* [Exercise requirements] Your answer should be a single number: the count of lines that hold the word "justitiam".

* [Materials provided]
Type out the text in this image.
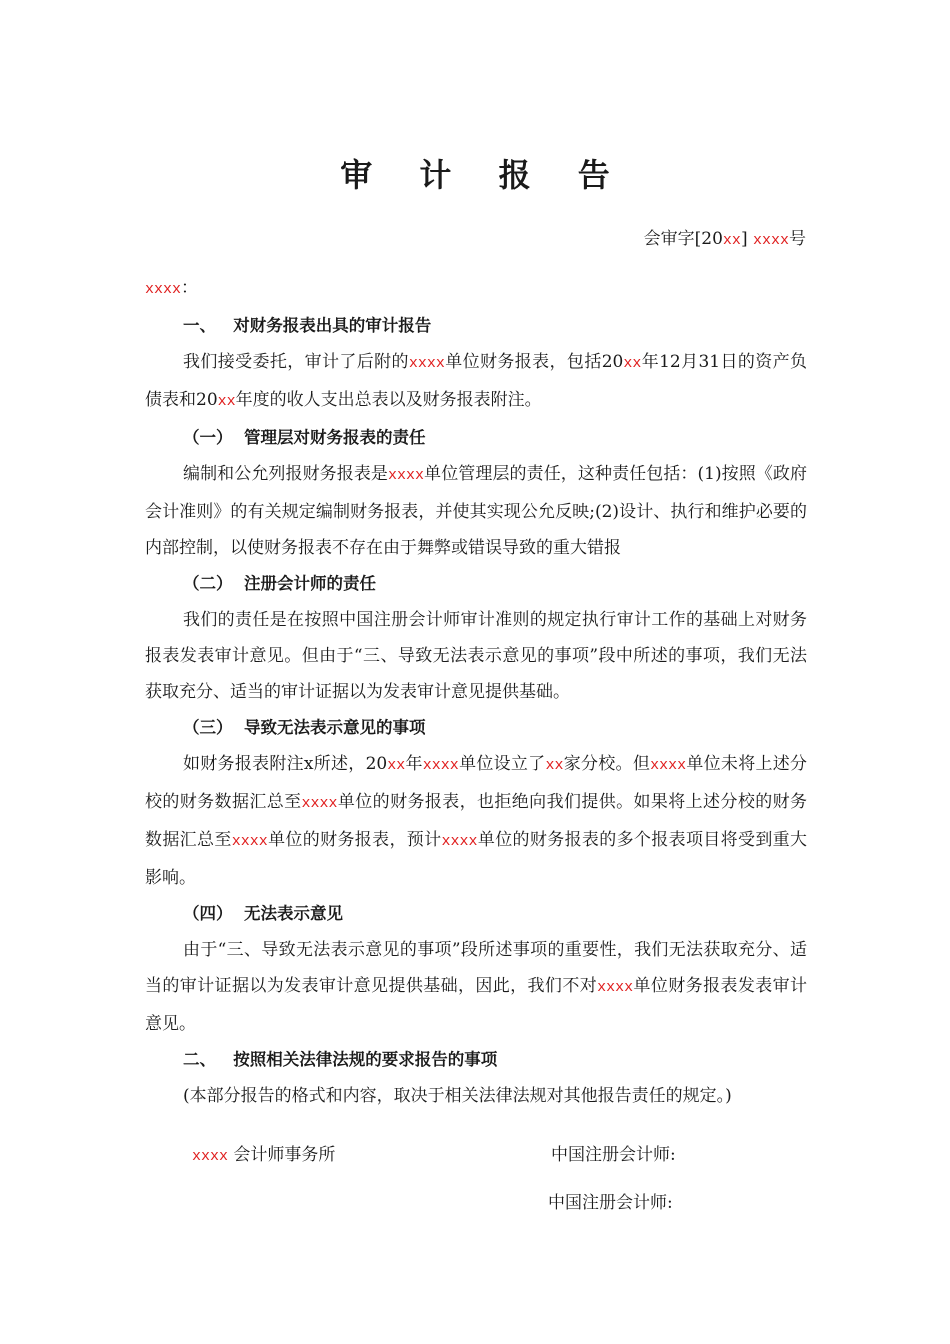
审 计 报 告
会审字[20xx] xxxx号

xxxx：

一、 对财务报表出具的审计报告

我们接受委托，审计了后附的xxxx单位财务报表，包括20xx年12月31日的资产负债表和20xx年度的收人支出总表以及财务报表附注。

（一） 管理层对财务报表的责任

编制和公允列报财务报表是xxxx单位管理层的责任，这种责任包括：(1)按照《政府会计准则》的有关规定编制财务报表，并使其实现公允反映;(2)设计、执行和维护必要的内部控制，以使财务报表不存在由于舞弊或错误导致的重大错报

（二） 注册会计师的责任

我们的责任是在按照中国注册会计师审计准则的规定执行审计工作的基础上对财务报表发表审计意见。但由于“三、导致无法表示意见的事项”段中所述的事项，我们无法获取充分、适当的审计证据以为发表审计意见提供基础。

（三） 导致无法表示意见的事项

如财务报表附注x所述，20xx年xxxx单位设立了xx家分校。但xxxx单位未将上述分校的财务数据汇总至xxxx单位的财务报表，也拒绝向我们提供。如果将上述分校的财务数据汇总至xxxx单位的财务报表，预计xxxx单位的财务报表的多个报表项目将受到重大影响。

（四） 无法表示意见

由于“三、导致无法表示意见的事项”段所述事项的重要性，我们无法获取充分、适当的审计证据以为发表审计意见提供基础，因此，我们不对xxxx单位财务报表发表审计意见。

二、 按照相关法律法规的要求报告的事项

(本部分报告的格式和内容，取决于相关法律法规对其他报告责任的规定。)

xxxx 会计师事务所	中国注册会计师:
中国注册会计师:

--

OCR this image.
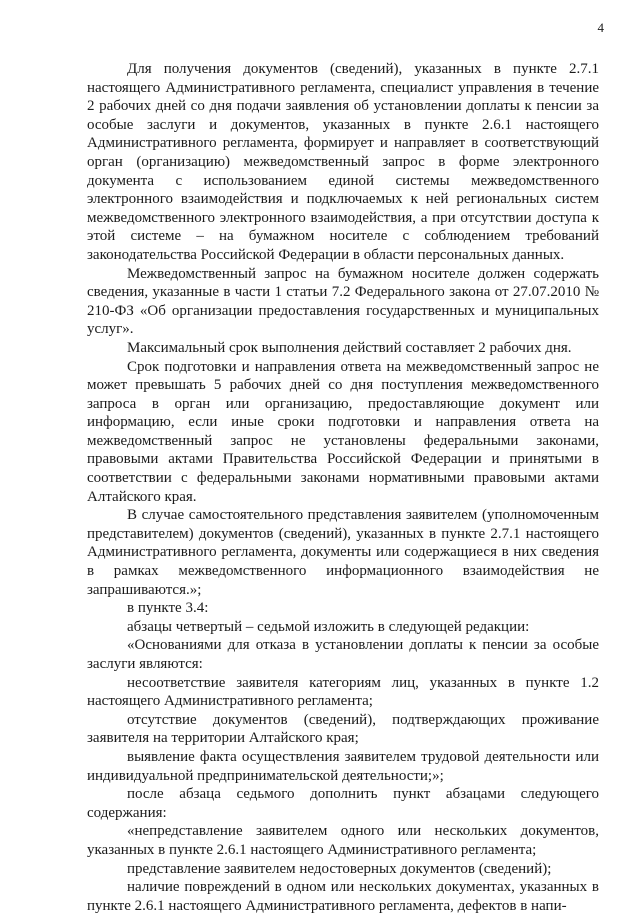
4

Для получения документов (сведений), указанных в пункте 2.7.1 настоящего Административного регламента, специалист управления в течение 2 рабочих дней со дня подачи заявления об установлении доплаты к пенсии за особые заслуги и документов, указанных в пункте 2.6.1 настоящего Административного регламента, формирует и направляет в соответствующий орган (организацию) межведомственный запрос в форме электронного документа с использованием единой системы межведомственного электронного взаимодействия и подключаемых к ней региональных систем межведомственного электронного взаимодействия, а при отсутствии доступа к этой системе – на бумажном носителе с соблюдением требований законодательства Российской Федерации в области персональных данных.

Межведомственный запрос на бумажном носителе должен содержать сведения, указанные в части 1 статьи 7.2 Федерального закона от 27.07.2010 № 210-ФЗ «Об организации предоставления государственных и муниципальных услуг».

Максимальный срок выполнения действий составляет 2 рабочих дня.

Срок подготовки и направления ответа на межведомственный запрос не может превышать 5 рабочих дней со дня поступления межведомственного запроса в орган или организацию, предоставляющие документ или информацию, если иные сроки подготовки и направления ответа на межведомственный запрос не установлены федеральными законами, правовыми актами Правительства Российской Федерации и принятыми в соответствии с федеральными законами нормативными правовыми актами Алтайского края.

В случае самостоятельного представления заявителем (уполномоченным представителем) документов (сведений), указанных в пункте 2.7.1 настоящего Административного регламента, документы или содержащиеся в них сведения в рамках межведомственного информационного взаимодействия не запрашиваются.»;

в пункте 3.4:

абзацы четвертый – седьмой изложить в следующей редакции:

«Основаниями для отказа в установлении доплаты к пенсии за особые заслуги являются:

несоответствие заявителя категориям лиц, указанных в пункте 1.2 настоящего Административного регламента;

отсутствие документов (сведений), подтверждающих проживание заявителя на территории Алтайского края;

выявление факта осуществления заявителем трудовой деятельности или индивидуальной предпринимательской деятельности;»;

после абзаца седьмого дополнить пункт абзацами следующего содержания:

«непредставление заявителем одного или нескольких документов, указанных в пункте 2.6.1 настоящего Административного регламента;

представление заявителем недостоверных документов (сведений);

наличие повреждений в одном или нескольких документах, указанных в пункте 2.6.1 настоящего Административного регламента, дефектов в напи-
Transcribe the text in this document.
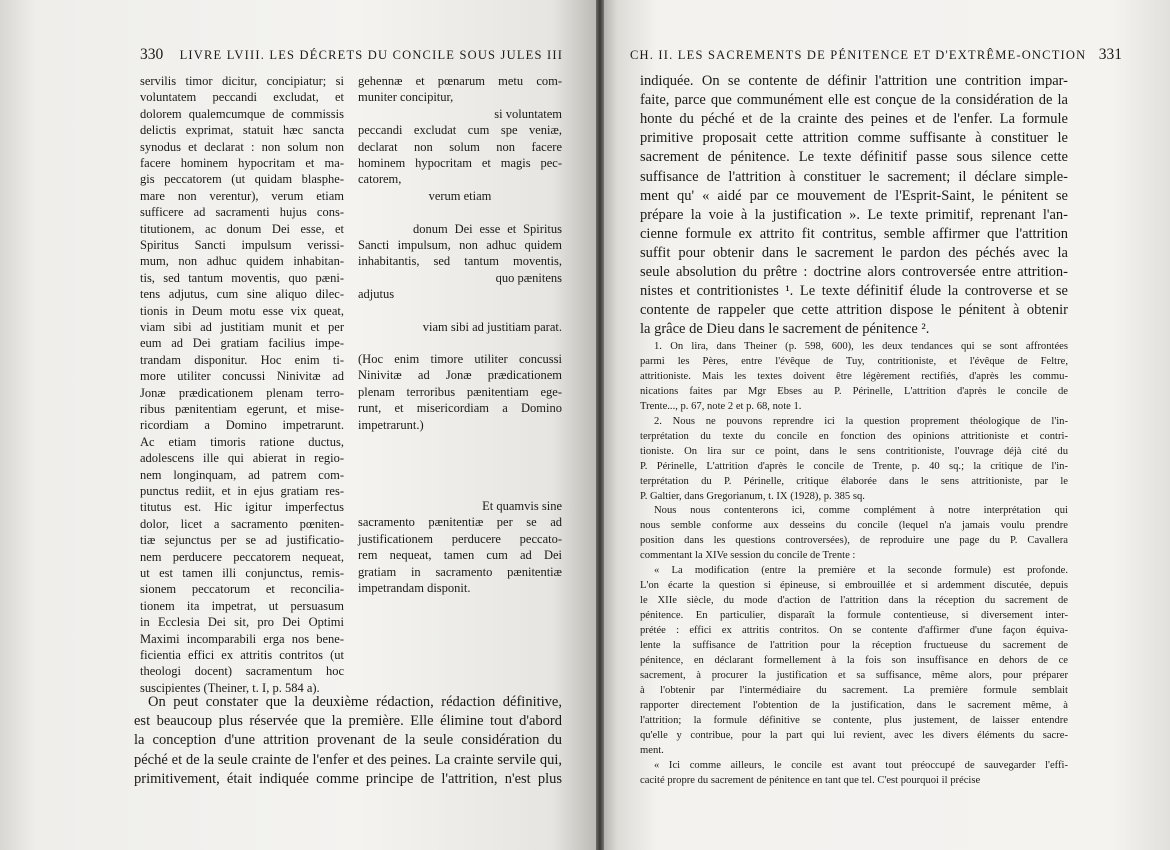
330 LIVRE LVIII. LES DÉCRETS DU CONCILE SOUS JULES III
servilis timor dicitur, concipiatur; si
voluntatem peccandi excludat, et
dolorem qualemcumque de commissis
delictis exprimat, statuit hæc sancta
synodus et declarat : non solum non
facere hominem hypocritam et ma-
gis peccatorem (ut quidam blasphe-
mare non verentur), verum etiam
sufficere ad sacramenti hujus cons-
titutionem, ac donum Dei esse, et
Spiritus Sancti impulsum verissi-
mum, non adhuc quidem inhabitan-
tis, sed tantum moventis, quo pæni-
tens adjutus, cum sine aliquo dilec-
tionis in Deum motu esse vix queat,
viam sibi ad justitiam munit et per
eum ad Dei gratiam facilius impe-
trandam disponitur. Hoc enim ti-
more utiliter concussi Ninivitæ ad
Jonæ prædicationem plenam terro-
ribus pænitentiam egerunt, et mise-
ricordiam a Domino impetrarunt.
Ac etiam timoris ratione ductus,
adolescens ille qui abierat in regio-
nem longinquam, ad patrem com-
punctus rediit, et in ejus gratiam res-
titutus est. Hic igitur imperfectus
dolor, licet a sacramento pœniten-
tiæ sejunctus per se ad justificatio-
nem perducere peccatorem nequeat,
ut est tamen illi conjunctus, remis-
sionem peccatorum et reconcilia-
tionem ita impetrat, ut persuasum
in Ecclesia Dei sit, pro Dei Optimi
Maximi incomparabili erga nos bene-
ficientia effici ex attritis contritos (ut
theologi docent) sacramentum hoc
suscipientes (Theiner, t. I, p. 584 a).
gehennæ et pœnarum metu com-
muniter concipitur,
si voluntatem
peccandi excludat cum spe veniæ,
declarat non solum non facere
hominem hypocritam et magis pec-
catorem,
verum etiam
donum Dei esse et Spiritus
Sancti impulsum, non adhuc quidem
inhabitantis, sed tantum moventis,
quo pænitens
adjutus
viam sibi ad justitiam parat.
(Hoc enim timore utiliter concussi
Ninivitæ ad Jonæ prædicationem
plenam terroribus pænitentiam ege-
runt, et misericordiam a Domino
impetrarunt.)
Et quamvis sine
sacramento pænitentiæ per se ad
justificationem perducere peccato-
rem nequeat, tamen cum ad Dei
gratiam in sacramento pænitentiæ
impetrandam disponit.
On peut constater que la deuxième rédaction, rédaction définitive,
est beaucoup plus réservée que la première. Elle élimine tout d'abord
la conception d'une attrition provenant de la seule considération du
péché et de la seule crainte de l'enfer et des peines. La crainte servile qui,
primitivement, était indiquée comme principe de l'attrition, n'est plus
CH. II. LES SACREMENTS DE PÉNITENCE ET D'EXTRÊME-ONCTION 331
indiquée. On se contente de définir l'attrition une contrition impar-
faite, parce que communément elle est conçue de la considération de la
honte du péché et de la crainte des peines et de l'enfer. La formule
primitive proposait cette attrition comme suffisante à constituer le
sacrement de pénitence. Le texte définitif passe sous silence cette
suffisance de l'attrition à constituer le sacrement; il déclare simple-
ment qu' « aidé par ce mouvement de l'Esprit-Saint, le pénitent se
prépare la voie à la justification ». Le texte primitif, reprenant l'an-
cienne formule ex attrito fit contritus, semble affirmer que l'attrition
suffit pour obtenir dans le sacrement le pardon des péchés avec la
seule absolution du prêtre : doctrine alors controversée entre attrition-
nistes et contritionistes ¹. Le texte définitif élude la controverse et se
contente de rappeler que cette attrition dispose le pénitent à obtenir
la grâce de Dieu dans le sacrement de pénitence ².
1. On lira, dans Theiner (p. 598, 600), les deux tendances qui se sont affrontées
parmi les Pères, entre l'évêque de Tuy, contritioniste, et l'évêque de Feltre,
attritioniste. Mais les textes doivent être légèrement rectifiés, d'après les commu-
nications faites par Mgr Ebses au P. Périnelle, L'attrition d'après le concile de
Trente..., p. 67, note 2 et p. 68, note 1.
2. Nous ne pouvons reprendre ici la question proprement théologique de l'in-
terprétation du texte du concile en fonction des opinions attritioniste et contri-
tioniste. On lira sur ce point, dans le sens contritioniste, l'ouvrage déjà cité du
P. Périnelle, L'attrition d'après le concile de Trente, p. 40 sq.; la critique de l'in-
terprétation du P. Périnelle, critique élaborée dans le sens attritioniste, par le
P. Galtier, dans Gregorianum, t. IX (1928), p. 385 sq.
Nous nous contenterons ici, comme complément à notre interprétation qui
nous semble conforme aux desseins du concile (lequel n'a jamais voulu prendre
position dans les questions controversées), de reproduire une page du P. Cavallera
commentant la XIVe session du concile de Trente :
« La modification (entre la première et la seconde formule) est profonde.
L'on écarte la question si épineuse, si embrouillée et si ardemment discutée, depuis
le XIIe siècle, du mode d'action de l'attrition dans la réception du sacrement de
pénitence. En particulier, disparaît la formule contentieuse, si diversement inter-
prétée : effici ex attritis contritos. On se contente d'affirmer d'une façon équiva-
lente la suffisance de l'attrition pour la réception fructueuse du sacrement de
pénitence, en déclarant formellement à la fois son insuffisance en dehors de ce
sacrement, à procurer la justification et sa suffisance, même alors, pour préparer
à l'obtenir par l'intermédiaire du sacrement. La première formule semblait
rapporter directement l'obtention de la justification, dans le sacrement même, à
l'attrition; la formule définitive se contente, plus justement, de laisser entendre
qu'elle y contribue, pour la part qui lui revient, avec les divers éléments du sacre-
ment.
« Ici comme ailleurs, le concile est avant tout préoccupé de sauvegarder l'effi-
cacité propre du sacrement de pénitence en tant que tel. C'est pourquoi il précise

---

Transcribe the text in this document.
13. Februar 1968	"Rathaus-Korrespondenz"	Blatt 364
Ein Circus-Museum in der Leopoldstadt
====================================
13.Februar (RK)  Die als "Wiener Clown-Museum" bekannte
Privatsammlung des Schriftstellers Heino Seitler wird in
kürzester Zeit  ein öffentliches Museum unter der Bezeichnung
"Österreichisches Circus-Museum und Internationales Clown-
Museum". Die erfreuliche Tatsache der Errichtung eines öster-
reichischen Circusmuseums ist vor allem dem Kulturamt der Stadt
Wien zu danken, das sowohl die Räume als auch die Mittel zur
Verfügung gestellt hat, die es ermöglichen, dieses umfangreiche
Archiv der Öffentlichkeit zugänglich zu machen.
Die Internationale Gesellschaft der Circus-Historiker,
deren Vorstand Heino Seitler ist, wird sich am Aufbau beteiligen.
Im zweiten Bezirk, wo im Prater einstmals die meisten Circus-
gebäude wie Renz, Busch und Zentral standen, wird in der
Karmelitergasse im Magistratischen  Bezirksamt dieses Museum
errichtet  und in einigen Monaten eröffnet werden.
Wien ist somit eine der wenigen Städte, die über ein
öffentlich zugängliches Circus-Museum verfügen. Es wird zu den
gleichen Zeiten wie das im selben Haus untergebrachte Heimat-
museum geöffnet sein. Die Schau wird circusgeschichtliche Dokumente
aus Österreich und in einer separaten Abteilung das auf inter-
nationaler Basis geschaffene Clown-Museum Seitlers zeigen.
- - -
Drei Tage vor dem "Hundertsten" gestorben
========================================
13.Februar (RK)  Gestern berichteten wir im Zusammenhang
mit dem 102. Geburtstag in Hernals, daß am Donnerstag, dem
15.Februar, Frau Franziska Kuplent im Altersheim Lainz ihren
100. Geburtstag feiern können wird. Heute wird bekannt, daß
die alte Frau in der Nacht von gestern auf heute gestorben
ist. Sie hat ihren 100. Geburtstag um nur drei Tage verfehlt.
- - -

* [Response to this exercise] 2